--- BEGIN Entries shown ---

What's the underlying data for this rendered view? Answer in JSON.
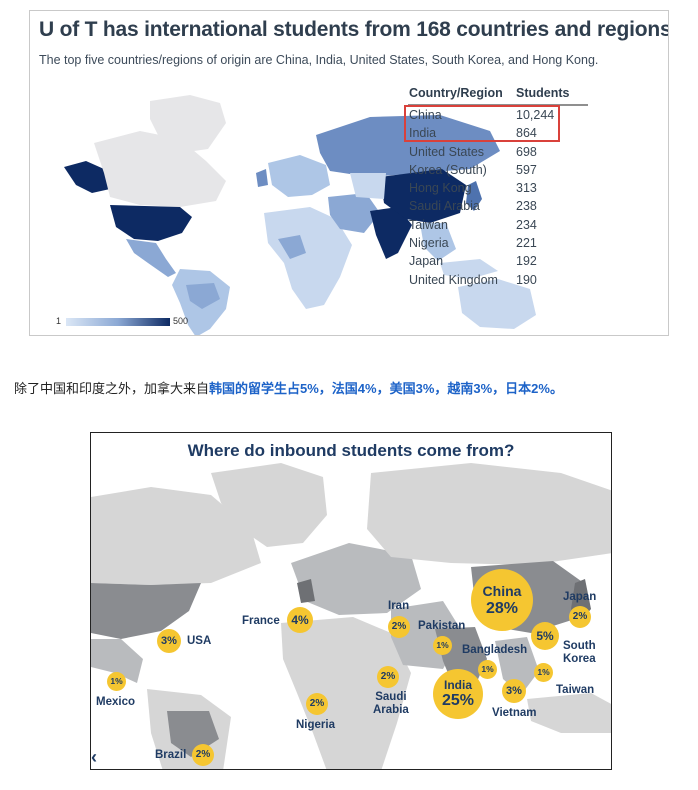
{
  "panel1": {
    "title": "U of T has international students from 168 countries and regions.",
    "subtitle": "The top five countries/regions of origin are China, India, United States, South Korea, and Hong Kong.",
    "legend": {
      "min": "1",
      "max": "500",
      "colors": [
        "#dbe7f6",
        "#0d2a63"
      ]
    },
    "table": {
      "headers": [
        "Country/Region",
        "Students"
      ],
      "rows": [
        {
          "name": "China",
          "value": "10,244"
        },
        {
          "name": "India",
          "value": "864"
        },
        {
          "name": "United States",
          "value": "698"
        },
        {
          "name": "Korea (South)",
          "value": "597"
        },
        {
          "name": "Hong Kong",
          "value": "313"
        },
        {
          "name": "Saudi Arabia",
          "value": "238"
        },
        {
          "name": "Taiwan",
          "value": "234"
        },
        {
          "name": "Nigeria",
          "value": "221"
        },
        {
          "name": "Japan",
          "value": "192"
        },
        {
          "name": "United Kingdom",
          "value": "190"
        }
      ],
      "highlight_color": "#d9413b"
    }
  },
  "note": {
    "plain": "除了中国和印度之外，加拿大来自",
    "highlight": "韩国的留学生占5%，法国4%，美国3%，越南3%，日本2%。"
  },
  "panel2": {
    "title": "Where do inbound students come from?",
    "bubbles": {
      "china": {
        "name": "China",
        "pct": "28%"
      },
      "india": {
        "name": "India",
        "pct": "25%"
      },
      "south_korea": {
        "pct": "5%"
      },
      "france": {
        "pct": "4%"
      },
      "usa": {
        "pct": "3%"
      },
      "vietnam": {
        "pct": "3%"
      },
      "japan": {
        "pct": "2%"
      },
      "iran": {
        "pct": "2%"
      },
      "saudi": {
        "pct": "2%"
      },
      "nigeria": {
        "pct": "2%"
      },
      "brazil": {
        "pct": "2%"
      },
      "mexico": {
        "pct": "1%"
      },
      "pakistan": {
        "pct": "1%"
      },
      "bangladesh": {
        "pct": "1%"
      },
      "taiwan": {
        "pct": "1%"
      }
    },
    "labels": {
      "japan": "Japan",
      "iran": "Iran",
      "pakistan": "Pakistan",
      "bangladesh": "Bangladesh",
      "south_korea": "South\nKorea",
      "france": "France",
      "usa": "USA",
      "mexico": "Mexico",
      "saudi": "Saudi\nArabia",
      "nigeria": "Nigeria",
      "taiwan": "Taiwan",
      "vietnam": "Vietnam",
      "brazil": "Brazil"
    },
    "bubble_color": "#f5c631",
    "text_color": "#1f3b63"
  }
}
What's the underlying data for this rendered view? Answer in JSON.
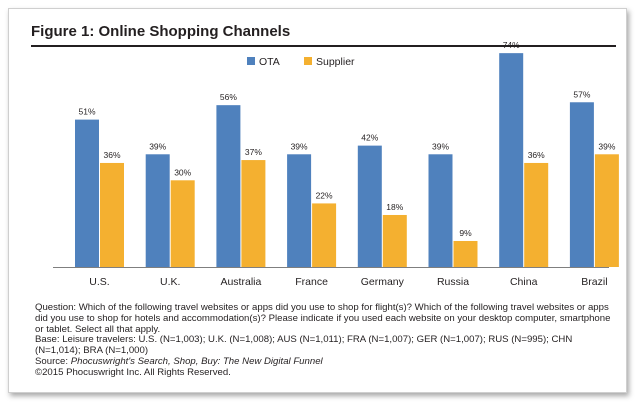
{
  "figure": {
    "title": "Figure 1: Online Shopping Channels"
  },
  "colors": {
    "ota": "#4f81bd",
    "supplier": "#f4b030",
    "text": "#231f20"
  },
  "chart_data": {
    "type": "bar",
    "title": "Figure 1: Online Shopping Channels",
    "categories": [
      "U.S.",
      "U.K.",
      "Australia",
      "France",
      "Germany",
      "Russia",
      "China",
      "Brazil"
    ],
    "series": [
      {
        "name": "OTA",
        "values": [
          51,
          39,
          56,
          39,
          42,
          39,
          74,
          57
        ],
        "labels": [
          "51%",
          "39%",
          "56%",
          "39%",
          "42%",
          "39%",
          "74%",
          "57%"
        ]
      },
      {
        "name": "Supplier",
        "values": [
          36,
          30,
          37,
          22,
          18,
          9,
          36,
          39
        ],
        "labels": [
          "36%",
          "30%",
          "37%",
          "22%",
          "18%",
          "9%",
          "36%",
          "39%"
        ]
      }
    ],
    "xlabel": "",
    "ylabel": "",
    "ylim": [
      0,
      80
    ],
    "grid": false,
    "legend": "top-center"
  },
  "caption": {
    "question": "Question: Which of the following travel websites or apps did you use to shop for flight(s)? Which of the following travel websites or apps did you use to shop for hotels and accommodation(s)? Please indicate if you used each website on your desktop computer, smartphone or tablet. Select all that apply.",
    "base": "Base: Leisure travelers: U.S. (N=1,003); U.K. (N=1,008); AUS (N=1,011); FRA (N=1,007); GER (N=1,007); RUS (N=995); CHN (N=1,014); BRA (N=1,000)",
    "source_prefix": "Source: ",
    "source_title": "Phocuswright's Search, Shop, Buy: The New Digital Funnel",
    "copyright": "©2015 Phocuswright Inc. All Rights Reserved."
  }
}
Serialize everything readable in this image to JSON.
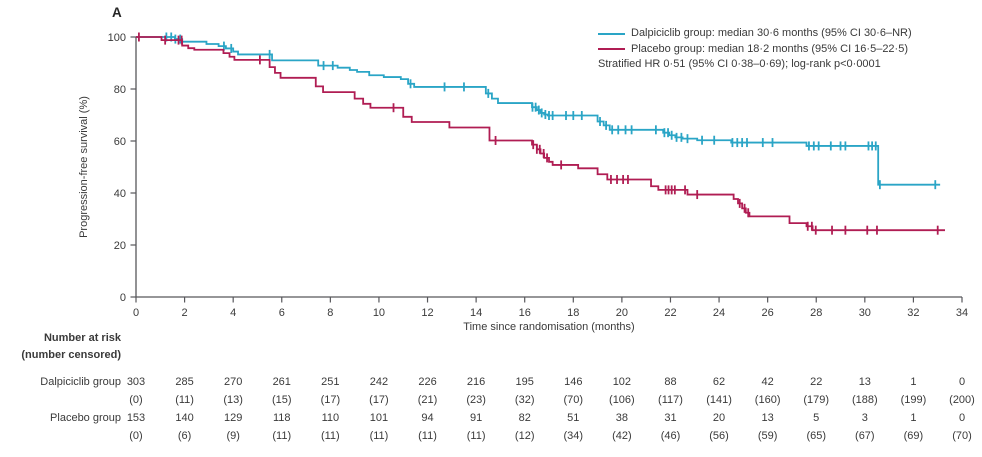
{
  "panel_label": "A",
  "chart_data": {
    "type": "line",
    "subtype": "kaplan-meier-step",
    "title": "",
    "xlabel": "Time since randomisation (months)",
    "ylabel": "Progression-free survival (%)",
    "xlim": [
      0,
      34
    ],
    "ylim": [
      0,
      100
    ],
    "xticks": [
      0,
      2,
      4,
      6,
      8,
      10,
      12,
      14,
      16,
      18,
      20,
      22,
      24,
      26,
      28,
      30,
      32,
      34
    ],
    "yticks": [
      0,
      20,
      40,
      60,
      80,
      100
    ],
    "grid": false,
    "legend_position": "top-right",
    "annotation": "Stratified HR 0·51 (95% CI 0·38–0·69); log-rank p<0·0001",
    "axis_color": "#57575b",
    "text_color": "#3a3a3a",
    "series": [
      {
        "name": "Dalpiciclib group",
        "legend_label": "Dalpiciclib group: median 30·6 months (95% CI 30·6–NR)",
        "color": "#2aa5c6",
        "median_months": 30.6,
        "steps": [
          [
            0,
            100
          ],
          [
            1.6,
            99.2
          ],
          [
            1.9,
            98.2
          ],
          [
            2.9,
            97.3
          ],
          [
            3.4,
            96.5
          ],
          [
            3.7,
            95.6
          ],
          [
            4.0,
            94.4
          ],
          [
            4.2,
            93.3
          ],
          [
            5.6,
            91.0
          ],
          [
            7.5,
            89.0
          ],
          [
            8.3,
            88.2
          ],
          [
            8.8,
            87.3
          ],
          [
            9.1,
            86.6
          ],
          [
            9.6,
            85.3
          ],
          [
            10.2,
            84.6
          ],
          [
            10.9,
            83.8
          ],
          [
            11.2,
            82.0
          ],
          [
            11.45,
            80.8
          ],
          [
            14.4,
            78.3
          ],
          [
            14.65,
            76.3
          ],
          [
            14.9,
            74.6
          ],
          [
            16.3,
            73.0
          ],
          [
            16.5,
            71.9
          ],
          [
            16.65,
            70.8
          ],
          [
            16.8,
            70.2
          ],
          [
            16.95,
            69.8
          ],
          [
            19.0,
            67.5
          ],
          [
            19.25,
            66.0
          ],
          [
            19.5,
            64.3
          ],
          [
            21.7,
            63.2
          ],
          [
            21.95,
            62.2
          ],
          [
            22.2,
            61.4
          ],
          [
            22.5,
            60.9
          ],
          [
            23.1,
            60.3
          ],
          [
            24.5,
            59.4
          ],
          [
            27.6,
            58.1
          ],
          [
            30.55,
            43.2
          ]
        ],
        "end": 33.1,
        "censors": [
          1.25,
          1.45,
          1.62,
          1.82,
          3.62,
          3.92,
          5.5,
          7.72,
          8.1,
          11.3,
          12.7,
          13.5,
          14.5,
          16.32,
          16.45,
          16.58,
          16.7,
          16.85,
          17.0,
          17.15,
          17.7,
          18.0,
          18.35,
          19.1,
          19.35,
          19.6,
          19.85,
          20.15,
          20.4,
          21.4,
          21.75,
          21.9,
          22.05,
          22.25,
          22.45,
          22.7,
          23.3,
          23.8,
          24.55,
          24.75,
          24.95,
          25.15,
          25.8,
          26.2,
          27.7,
          27.9,
          28.1,
          28.6,
          29.0,
          29.2,
          30.15,
          30.3,
          30.45,
          30.62,
          32.9
        ]
      },
      {
        "name": "Placebo group",
        "legend_label": "Placebo group: median 18·2 months (95% CI 16·5–22·5)",
        "color": "#b01d53",
        "median_months": 18.2,
        "steps": [
          [
            0,
            100
          ],
          [
            1.05,
            98.8
          ],
          [
            1.9,
            96.7
          ],
          [
            2.15,
            95.7
          ],
          [
            2.4,
            95.1
          ],
          [
            3.6,
            93.8
          ],
          [
            3.85,
            92.4
          ],
          [
            4.05,
            91.2
          ],
          [
            5.5,
            88.4
          ],
          [
            5.72,
            86.2
          ],
          [
            5.95,
            84.3
          ],
          [
            7.4,
            81.0
          ],
          [
            7.7,
            78.8
          ],
          [
            9.0,
            76.3
          ],
          [
            9.35,
            74.3
          ],
          [
            9.65,
            72.8
          ],
          [
            11.0,
            69.3
          ],
          [
            11.35,
            67.3
          ],
          [
            12.9,
            65.2
          ],
          [
            14.55,
            60.2
          ],
          [
            16.3,
            58.6
          ],
          [
            16.5,
            56.8
          ],
          [
            16.65,
            55.2
          ],
          [
            16.8,
            53.5
          ],
          [
            17.0,
            52.0
          ],
          [
            17.15,
            50.8
          ],
          [
            18.2,
            49.5
          ],
          [
            19.0,
            47.2
          ],
          [
            19.4,
            45.2
          ],
          [
            21.2,
            42.6
          ],
          [
            21.5,
            41.2
          ],
          [
            22.7,
            39.4
          ],
          [
            24.6,
            37.7
          ],
          [
            24.78,
            36.0
          ],
          [
            24.95,
            34.1
          ],
          [
            25.1,
            32.4
          ],
          [
            25.25,
            31.0
          ],
          [
            26.9,
            28.4
          ],
          [
            27.6,
            27.2
          ],
          [
            27.85,
            25.7
          ]
        ],
        "end": 33.3,
        "censors": [
          0.12,
          1.2,
          1.75,
          1.88,
          5.1,
          10.6,
          14.8,
          16.35,
          16.5,
          16.62,
          16.78,
          16.92,
          17.5,
          19.55,
          19.8,
          20.05,
          20.25,
          21.8,
          21.92,
          22.05,
          22.18,
          22.6,
          23.1,
          24.85,
          25.05,
          25.2,
          27.65,
          27.82,
          27.98,
          28.65,
          29.2,
          30.1,
          30.5,
          33.0
        ]
      }
    ]
  },
  "risk_table": {
    "title_line1": "Number at risk",
    "title_line2": "(number censored)",
    "months": [
      0,
      2,
      4,
      6,
      8,
      10,
      12,
      14,
      16,
      18,
      20,
      22,
      24,
      26,
      28,
      30,
      32,
      34
    ],
    "rows": [
      {
        "label": "Dalpiciclib group",
        "at_risk": [
          "303",
          "285",
          "270",
          "261",
          "251",
          "242",
          "226",
          "216",
          "195",
          "146",
          "102",
          "88",
          "62",
          "42",
          "22",
          "13",
          "1",
          "0"
        ],
        "censored": [
          "(0)",
          "(11)",
          "(13)",
          "(15)",
          "(17)",
          "(17)",
          "(21)",
          "(23)",
          "(32)",
          "(70)",
          "(106)",
          "(117)",
          "(141)",
          "(160)",
          "(179)",
          "(188)",
          "(199)",
          "(200)"
        ]
      },
      {
        "label": "Placebo group",
        "at_risk": [
          "153",
          "140",
          "129",
          "118",
          "110",
          "101",
          "94",
          "91",
          "82",
          "51",
          "38",
          "31",
          "20",
          "13",
          "5",
          "3",
          "1",
          "0"
        ],
        "censored": [
          "(0)",
          "(6)",
          "(9)",
          "(11)",
          "(11)",
          "(11)",
          "(11)",
          "(11)",
          "(12)",
          "(34)",
          "(42)",
          "(46)",
          "(56)",
          "(59)",
          "(65)",
          "(67)",
          "(69)",
          "(70)"
        ]
      }
    ]
  }
}
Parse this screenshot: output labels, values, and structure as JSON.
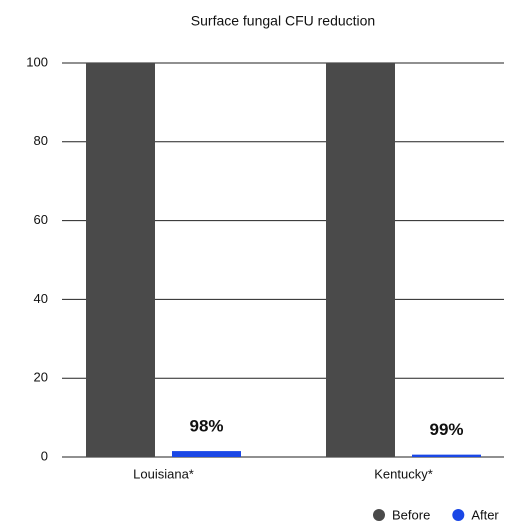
{
  "chart_data": {
    "type": "bar",
    "title": "Surface fungal CFU reduction",
    "categories": [
      "Louisiana*",
      "Kentucky*"
    ],
    "series": [
      {
        "name": "Before",
        "color": "#4a4a4a",
        "values": [
          100,
          100
        ]
      },
      {
        "name": "After",
        "color": "#1a47e6",
        "values": [
          1.5,
          0.6
        ]
      }
    ],
    "annotations": [
      "98%",
      "99%"
    ],
    "ylim": [
      0,
      100
    ],
    "yticks": [
      0,
      20,
      40,
      60,
      80,
      100
    ],
    "grid": true
  }
}
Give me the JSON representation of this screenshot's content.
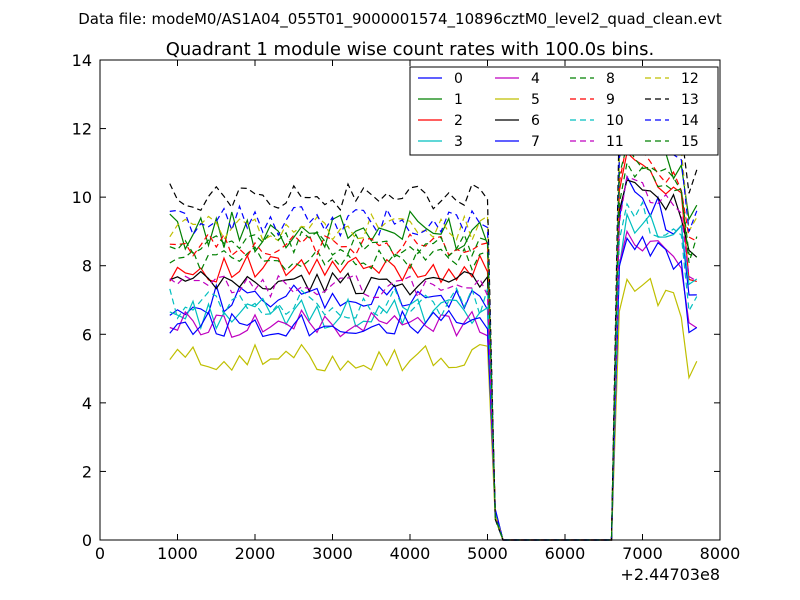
{
  "chart_data": {
    "type": "line",
    "suptitle": "Data file: modeM0/AS1A04_055T01_9000001574_10896cztM0_level2_quad_clean.evt",
    "title": "Quadrant 1 module wise count rates with 100.0s bins.",
    "xlabel": "",
    "ylabel": "",
    "x_offset_label": "+2.44703e8",
    "xlim": [
      0,
      8000
    ],
    "ylim": [
      0,
      14
    ],
    "xticks": [
      0,
      1000,
      2000,
      3000,
      4000,
      5000,
      6000,
      7000,
      8000
    ],
    "yticks": [
      0,
      2,
      4,
      6,
      8,
      10,
      12,
      14
    ],
    "grid": false,
    "legend_position": "top-right",
    "x_start": 900,
    "x_step": 100,
    "gap": {
      "from": 5200,
      "to": 6600
    },
    "series": [
      {
        "name": "0",
        "color": "#0000ff",
        "dash": "solid",
        "base1": 7.0,
        "amp1": 0.45,
        "base2": 8.7,
        "peak": 10.6
      },
      {
        "name": "1",
        "color": "#008000",
        "dash": "solid",
        "base1": 9.0,
        "amp1": 0.6,
        "base2": 10.7,
        "peak": 12.1
      },
      {
        "name": "2",
        "color": "#ff0000",
        "dash": "solid",
        "base1": 7.9,
        "amp1": 0.4,
        "base2": 9.6,
        "peak": 11.3
      },
      {
        "name": "3",
        "color": "#00bfbf",
        "dash": "solid",
        "base1": 6.6,
        "amp1": 0.45,
        "base2": 8.7,
        "peak": 9.5
      },
      {
        "name": "4",
        "color": "#bf00bf",
        "dash": "solid",
        "base1": 6.3,
        "amp1": 0.4,
        "base2": 8.1,
        "peak": 9.0
      },
      {
        "name": "5",
        "color": "#bfbf00",
        "dash": "solid",
        "base1": 5.3,
        "amp1": 0.4,
        "base2": 6.7,
        "peak": 7.6
      },
      {
        "name": "6",
        "color": "#000000",
        "dash": "solid",
        "base1": 7.5,
        "amp1": 0.35,
        "base2": 9.5,
        "peak": 10.5
      },
      {
        "name": "7",
        "color": "#0000ff",
        "dash": "solid",
        "base1": 6.3,
        "amp1": 0.4,
        "base2": 8.1,
        "peak": 8.8
      },
      {
        "name": "8",
        "color": "#008000",
        "dash": "dashed",
        "base1": 8.2,
        "amp1": 0.35,
        "base2": 9.8,
        "peak": 11.0
      },
      {
        "name": "9",
        "color": "#ff0000",
        "dash": "dashed",
        "base1": 8.6,
        "amp1": 0.35,
        "base2": 10.0,
        "peak": 11.6
      },
      {
        "name": "10",
        "color": "#00bfbf",
        "dash": "dashed",
        "base1": 6.9,
        "amp1": 0.45,
        "base2": 8.5,
        "peak": 9.8
      },
      {
        "name": "11",
        "color": "#bf00bf",
        "dash": "dashed",
        "base1": 7.4,
        "amp1": 0.35,
        "base2": 9.2,
        "peak": 10.6
      },
      {
        "name": "12",
        "color": "#bfbf00",
        "dash": "dashed",
        "base1": 9.1,
        "amp1": 0.4,
        "base2": 11.0,
        "peak": 12.3
      },
      {
        "name": "13",
        "color": "#000000",
        "dash": "dashed",
        "base1": 10.0,
        "amp1": 0.4,
        "base2": 11.7,
        "peak": 13.2
      },
      {
        "name": "14",
        "color": "#0000ff",
        "dash": "dashed",
        "base1": 9.3,
        "amp1": 0.45,
        "base2": 10.7,
        "peak": 12.2
      },
      {
        "name": "15",
        "color": "#008000",
        "dash": "dashed",
        "base1": 8.6,
        "amp1": 0.4,
        "base2": 10.0,
        "peak": 11.5
      }
    ]
  }
}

--- END Entries shown ---

> _Challenge_: Using the records given above, list every line that includes the word "United".

> _Response to the exercise_:
    "subtitle": "The top five countries/regions of origin are China, India, United States, South Korea, and Hong Kong.",
          "name": "United States",
          "name": "United Kingdom",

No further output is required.